What is required | Lines that include the word "chassanx" are the ones to copy.

begin

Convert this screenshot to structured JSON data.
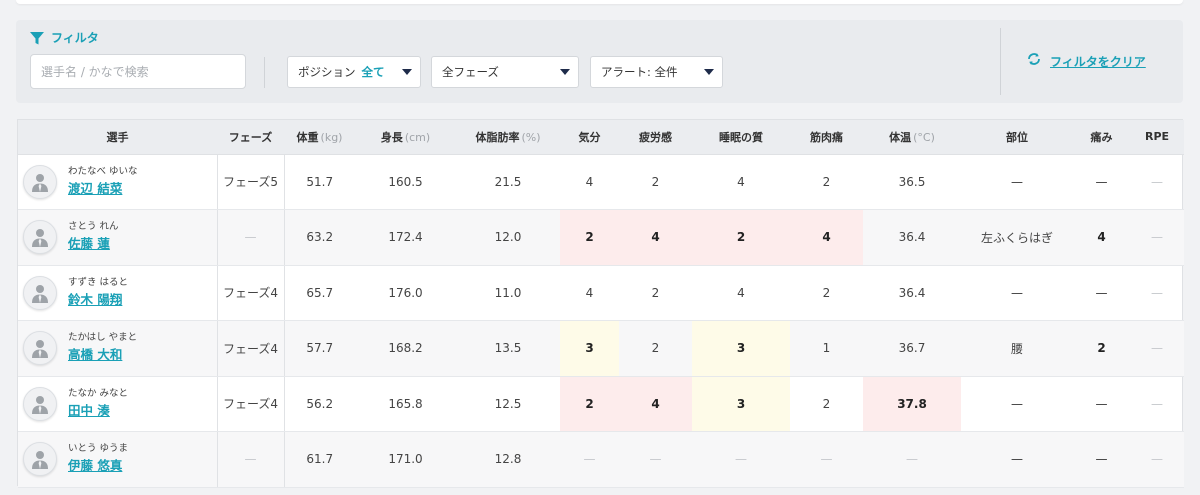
{
  "filter": {
    "title": "フィルタ",
    "search_placeholder": "選手名 / かなで検索",
    "position_label": "ポジション",
    "position_value": "全て",
    "phase_value": "全フェーズ",
    "alert_value": "アラート: 全件",
    "clear_label": "フィルタをクリア"
  },
  "colors": {
    "accent": "#1aa0b6",
    "alert_red": "#fdecec",
    "alert_yellow": "#fefbe8",
    "caret": "#1e2b4a"
  },
  "table": {
    "headers": {
      "player": "選手",
      "phase": "フェーズ",
      "weight": "体重",
      "weight_unit": "(kg)",
      "height": "身長",
      "height_unit": "(cm)",
      "bodyfat": "体脂肪率",
      "bodyfat_unit": "(%)",
      "mood": "気分",
      "fatigue": "疲労感",
      "sleep": "睡眠の質",
      "soreness": "筋肉痛",
      "temp": "体温",
      "temp_unit": "(°C)",
      "part": "部位",
      "pain": "痛み",
      "rpe": "RPE"
    },
    "rows": [
      {
        "kana": "わたなべ ゆいな",
        "name": "渡辺 結菜",
        "phase": "フェーズ5",
        "weight": "51.7",
        "height": "160.5",
        "bodyfat": "21.5",
        "mood": "4",
        "fatigue": "2",
        "sleep": "4",
        "soreness": "2",
        "temp": "36.5",
        "part": "—",
        "pain": "—",
        "rpe": "—"
      },
      {
        "kana": "さとう れん",
        "name": "佐藤 蓮",
        "phase": "—",
        "weight": "63.2",
        "height": "172.4",
        "bodyfat": "12.0",
        "mood": "2",
        "fatigue": "4",
        "sleep": "2",
        "soreness": "4",
        "temp": "36.4",
        "part": "左ふくらはぎ",
        "pain": "4",
        "rpe": "—"
      },
      {
        "kana": "すずき はると",
        "name": "鈴木 陽翔",
        "phase": "フェーズ4",
        "weight": "65.7",
        "height": "176.0",
        "bodyfat": "11.0",
        "mood": "4",
        "fatigue": "2",
        "sleep": "4",
        "soreness": "2",
        "temp": "36.4",
        "part": "—",
        "pain": "—",
        "rpe": "—"
      },
      {
        "kana": "たかはし やまと",
        "name": "高橋 大和",
        "phase": "フェーズ4",
        "weight": "57.7",
        "height": "168.2",
        "bodyfat": "13.5",
        "mood": "3",
        "fatigue": "2",
        "sleep": "3",
        "soreness": "1",
        "temp": "36.7",
        "part": "腰",
        "pain": "2",
        "rpe": "—"
      },
      {
        "kana": "たなか みなと",
        "name": "田中 湊",
        "phase": "フェーズ4",
        "weight": "56.2",
        "height": "165.8",
        "bodyfat": "12.5",
        "mood": "2",
        "fatigue": "4",
        "sleep": "3",
        "soreness": "2",
        "temp": "37.8",
        "part": "—",
        "pain": "—",
        "rpe": "—"
      },
      {
        "kana": "いとう ゆうま",
        "name": "伊藤 悠真",
        "phase": "—",
        "weight": "61.7",
        "height": "171.0",
        "bodyfat": "12.8",
        "mood": "—",
        "fatigue": "—",
        "sleep": "—",
        "soreness": "—",
        "temp": "—",
        "part": "—",
        "pain": "—",
        "rpe": "—"
      }
    ]
  }
}
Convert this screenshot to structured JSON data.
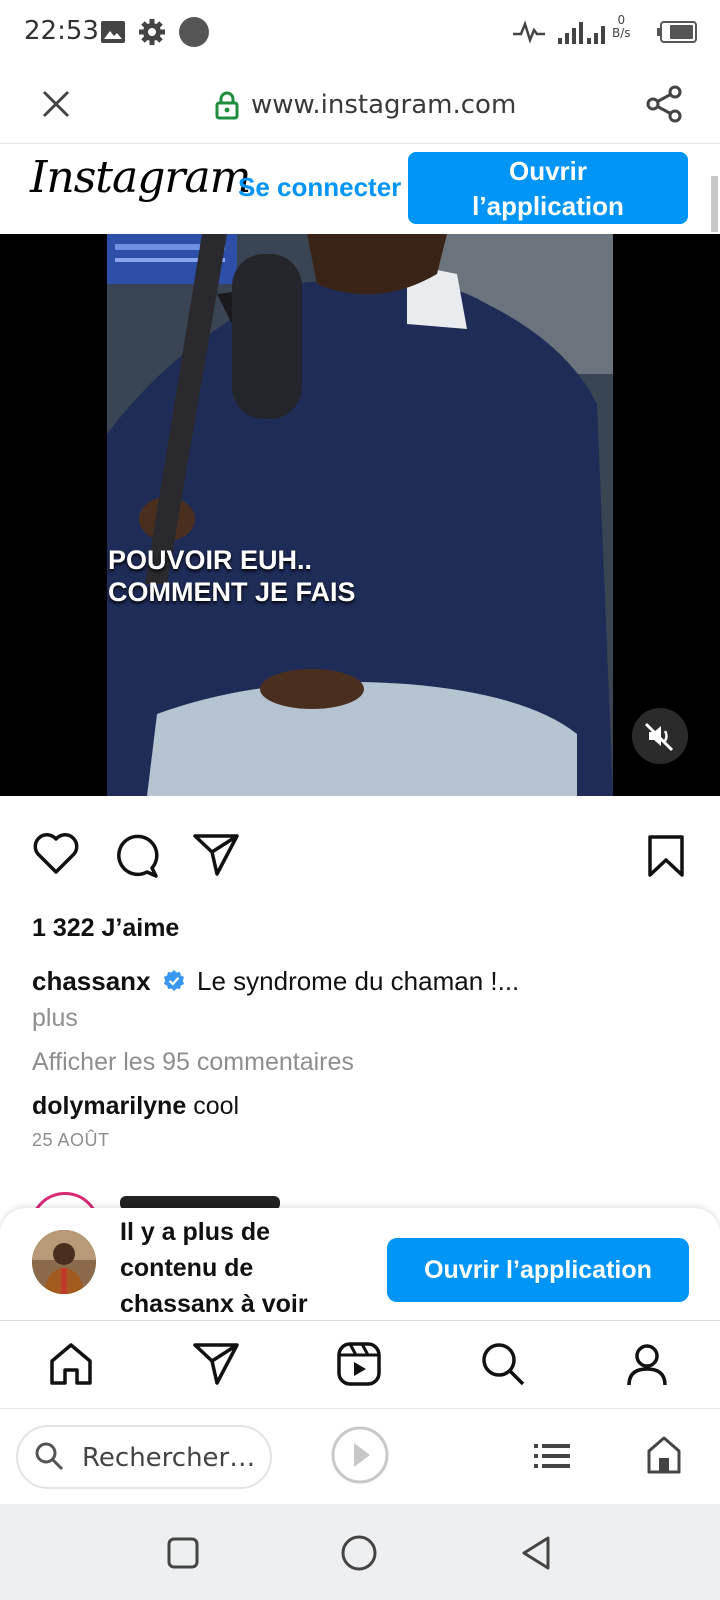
{
  "status_bar": {
    "time": "22:53",
    "net_speed_value": "0",
    "net_speed_unit": "B/s",
    "icons": [
      "gallery-icon",
      "settings-icon",
      "dot-icon",
      "activity-icon",
      "signal-icon",
      "battery-icon"
    ]
  },
  "browser": {
    "url": "www.instagram.com",
    "close_icon": "close-icon",
    "lock_icon": "lock-icon",
    "share_icon": "share-icon"
  },
  "header": {
    "logo": "Instagram",
    "login_label": "Se connecter",
    "open_app_label": "Ouvrir l’application"
  },
  "video": {
    "caption_line1": "POUVOIR EUH..",
    "caption_line2": "COMMENT JE FAIS",
    "mute_icon": "muted-speaker-icon"
  },
  "post": {
    "likes": "1 322 J’aime",
    "username": "chassanx",
    "verified_icon": "verified-badge-icon",
    "caption": "Le syndrome du chaman !...",
    "more_label": "plus",
    "view_comments": "Afficher les 95 commentaires",
    "comment_user": "dolymarilyne",
    "comment_text": "cool",
    "date": "25 AOÛT",
    "actions": [
      "heart-icon",
      "comment-icon",
      "send-icon",
      "bookmark-icon"
    ]
  },
  "banner": {
    "text": "Il y a plus de contenu de chassanx à voir",
    "button_label": "Ouvrir l’application"
  },
  "ig_nav": [
    "home-icon",
    "send-icon",
    "reels-icon",
    "search-icon",
    "profile-icon"
  ],
  "browser_bottom": {
    "search_placeholder": "Rechercher…",
    "icons": [
      "search-icon",
      "play-icon",
      "menu-list-icon",
      "home-icon"
    ]
  },
  "colors": {
    "accent": "#0095f6",
    "text": "#111111",
    "muted": "#8e8e8e"
  }
}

end

Solution for this problem |
    "username": "chassanx",
    "text": "Il y a plus de contenu de chassanx à voir",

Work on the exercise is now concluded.